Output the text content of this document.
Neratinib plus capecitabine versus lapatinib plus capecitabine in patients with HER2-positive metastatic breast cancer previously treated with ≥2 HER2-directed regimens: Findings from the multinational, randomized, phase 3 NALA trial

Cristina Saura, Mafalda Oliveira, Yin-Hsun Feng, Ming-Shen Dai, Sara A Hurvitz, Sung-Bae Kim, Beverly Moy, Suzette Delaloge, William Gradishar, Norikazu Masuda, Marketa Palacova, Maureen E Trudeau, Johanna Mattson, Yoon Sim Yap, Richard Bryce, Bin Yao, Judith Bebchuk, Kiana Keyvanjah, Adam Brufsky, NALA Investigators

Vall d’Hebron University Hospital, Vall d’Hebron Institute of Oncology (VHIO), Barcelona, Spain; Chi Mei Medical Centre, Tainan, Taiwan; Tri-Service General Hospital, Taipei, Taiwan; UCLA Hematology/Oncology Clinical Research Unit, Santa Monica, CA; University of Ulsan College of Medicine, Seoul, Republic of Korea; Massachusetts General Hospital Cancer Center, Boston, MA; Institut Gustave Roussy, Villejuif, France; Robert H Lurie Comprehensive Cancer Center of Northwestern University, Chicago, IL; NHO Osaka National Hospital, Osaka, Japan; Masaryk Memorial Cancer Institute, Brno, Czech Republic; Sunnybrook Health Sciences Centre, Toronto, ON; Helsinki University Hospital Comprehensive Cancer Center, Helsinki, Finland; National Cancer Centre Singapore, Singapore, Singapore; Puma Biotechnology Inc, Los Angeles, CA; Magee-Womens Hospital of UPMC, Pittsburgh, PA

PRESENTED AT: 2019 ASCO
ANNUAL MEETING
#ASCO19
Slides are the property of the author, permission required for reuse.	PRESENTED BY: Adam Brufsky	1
● ● ● ● ● ● ●
▸ **Task objective**:
The records above are to be returned exactly as they appear.

▸ **Answer area**:
Output the text content of this document.
Neratinib plus capecitabine versus lapatinib plus capecitabine in patients with HER2-positive metastatic breast cancer previously treated with ≥2 HER2-directed regimens: Findings from the multinational, randomized, phase 3 NALA trial

Cristina Saura, Mafalda Oliveira, Yin-Hsun Feng, Ming-Shen Dai, Sara A Hurvitz, Sung-Bae Kim, Beverly Moy, Suzette Delaloge, William Gradishar, Norikazu Masuda, Marketa Palacova, Maureen E Trudeau, Johanna Mattson, Yoon Sim Yap, Richard Bryce, Bin Yao, Judith Bebchuk, Kiana Keyvanjah, Adam Brufsky, NALA Investigators

Vall d’Hebron University Hospital, Vall d’Hebron Institute of Oncology (VHIO), Barcelona, Spain; Chi Mei Medical Centre, Tainan, Taiwan; Tri-Service General Hospital, Taipei, Taiwan; UCLA Hematology/Oncology Clinical Research Unit, Santa Monica, CA; University of Ulsan College of Medicine, Seoul, Republic of Korea; Massachusetts General Hospital Cancer Center, Boston, MA; Institut Gustave Roussy, Villejuif, France; Robert H Lurie Comprehensive Cancer Center of Northwestern University, Chicago, IL; NHO Osaka National Hospital, Osaka, Japan; Masaryk Memorial Cancer Institute, Brno, Czech Republic; Sunnybrook Health Sciences Centre, Toronto, ON; Helsinki University Hospital Comprehensive Cancer Center, Helsinki, Finland; National Cancer Centre Singapore, Singapore, Singapore; Puma Biotechnology Inc, Los Angeles, CA; Magee-Womens Hospital of UPMC, Pittsburgh, PA

PRESENTED AT: 2019 ASCO
ANNUAL MEETING
#ASCO19
Slides are the property of the author, permission required for reuse.	PRESENTED BY: Adam Brufsky	1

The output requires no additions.